Exact repetition of every entry is required.

* GIVEN DATA

____

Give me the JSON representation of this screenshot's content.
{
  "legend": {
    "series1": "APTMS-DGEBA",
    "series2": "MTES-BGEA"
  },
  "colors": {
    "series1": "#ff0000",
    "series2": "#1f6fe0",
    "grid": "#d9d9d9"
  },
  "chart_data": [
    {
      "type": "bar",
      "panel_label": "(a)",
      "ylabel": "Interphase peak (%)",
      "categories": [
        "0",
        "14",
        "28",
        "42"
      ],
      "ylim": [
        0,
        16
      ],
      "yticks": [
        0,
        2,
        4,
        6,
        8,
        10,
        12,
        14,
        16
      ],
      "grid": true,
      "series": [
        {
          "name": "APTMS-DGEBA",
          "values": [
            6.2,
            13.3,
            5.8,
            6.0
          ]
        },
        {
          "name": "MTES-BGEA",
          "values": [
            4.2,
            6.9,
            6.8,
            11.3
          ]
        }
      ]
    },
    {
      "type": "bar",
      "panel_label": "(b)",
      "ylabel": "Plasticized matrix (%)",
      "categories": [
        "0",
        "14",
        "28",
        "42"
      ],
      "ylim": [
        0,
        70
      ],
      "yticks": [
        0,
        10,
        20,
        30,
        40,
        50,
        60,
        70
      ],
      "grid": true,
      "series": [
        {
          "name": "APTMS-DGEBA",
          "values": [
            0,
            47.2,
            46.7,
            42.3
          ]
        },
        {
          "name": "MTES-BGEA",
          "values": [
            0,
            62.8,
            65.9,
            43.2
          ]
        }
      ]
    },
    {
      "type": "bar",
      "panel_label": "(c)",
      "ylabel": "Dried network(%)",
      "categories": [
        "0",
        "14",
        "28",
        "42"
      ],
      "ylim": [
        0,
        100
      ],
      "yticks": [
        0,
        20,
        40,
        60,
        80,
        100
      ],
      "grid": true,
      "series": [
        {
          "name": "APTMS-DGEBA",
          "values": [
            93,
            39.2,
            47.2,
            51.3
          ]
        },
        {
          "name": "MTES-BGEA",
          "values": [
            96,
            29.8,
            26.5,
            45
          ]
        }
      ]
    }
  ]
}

____

* EXPECTED ANSWER
Give me the JSON representation of this screenshot's content.
{
  "legend": {
    "series1": "APTMS-DGEBA",
    "series2": "MTES-BGEA"
  },
  "colors": {
    "series1": "#ff0000",
    "series2": "#1f6fe0",
    "grid": "#d9d9d9"
  },
  "chart_data": [
    {
      "type": "bar",
      "panel_label": "(a)",
      "ylabel": "Interphase peak (%)",
      "categories": [
        "0",
        "14",
        "28",
        "42"
      ],
      "ylim": [
        0,
        16
      ],
      "yticks": [
        0,
        2,
        4,
        6,
        8,
        10,
        12,
        14,
        16
      ],
      "grid": true,
      "series": [
        {
          "name": "APTMS-DGEBA",
          "values": [
            6.2,
            13.3,
            5.8,
            6.0
          ]
        },
        {
          "name": "MTES-BGEA",
          "values": [
            4.2,
            6.9,
            6.8,
            11.3
          ]
        }
      ]
    },
    {
      "type": "bar",
      "panel_label": "(b)",
      "ylabel": "Plasticized matrix (%)",
      "categories": [
        "0",
        "14",
        "28",
        "42"
      ],
      "ylim": [
        0,
        70
      ],
      "yticks": [
        0,
        10,
        20,
        30,
        40,
        50,
        60,
        70
      ],
      "grid": true,
      "series": [
        {
          "name": "APTMS-DGEBA",
          "values": [
            0,
            47.2,
            46.7,
            42.3
          ]
        },
        {
          "name": "MTES-BGEA",
          "values": [
            0,
            62.8,
            65.9,
            43.2
          ]
        }
      ]
    },
    {
      "type": "bar",
      "panel_label": "(c)",
      "ylabel": "Dried network(%)",
      "categories": [
        "0",
        "14",
        "28",
        "42"
      ],
      "ylim": [
        0,
        100
      ],
      "yticks": [
        0,
        20,
        40,
        60,
        80,
        100
      ],
      "grid": true,
      "series": [
        {
          "name": "APTMS-DGEBA",
          "values": [
            93,
            39.2,
            47.2,
            51.3
          ]
        },
        {
          "name": "MTES-BGEA",
          "values": [
            96,
            29.8,
            26.5,
            45
          ]
        }
      ]
    }
  ]
}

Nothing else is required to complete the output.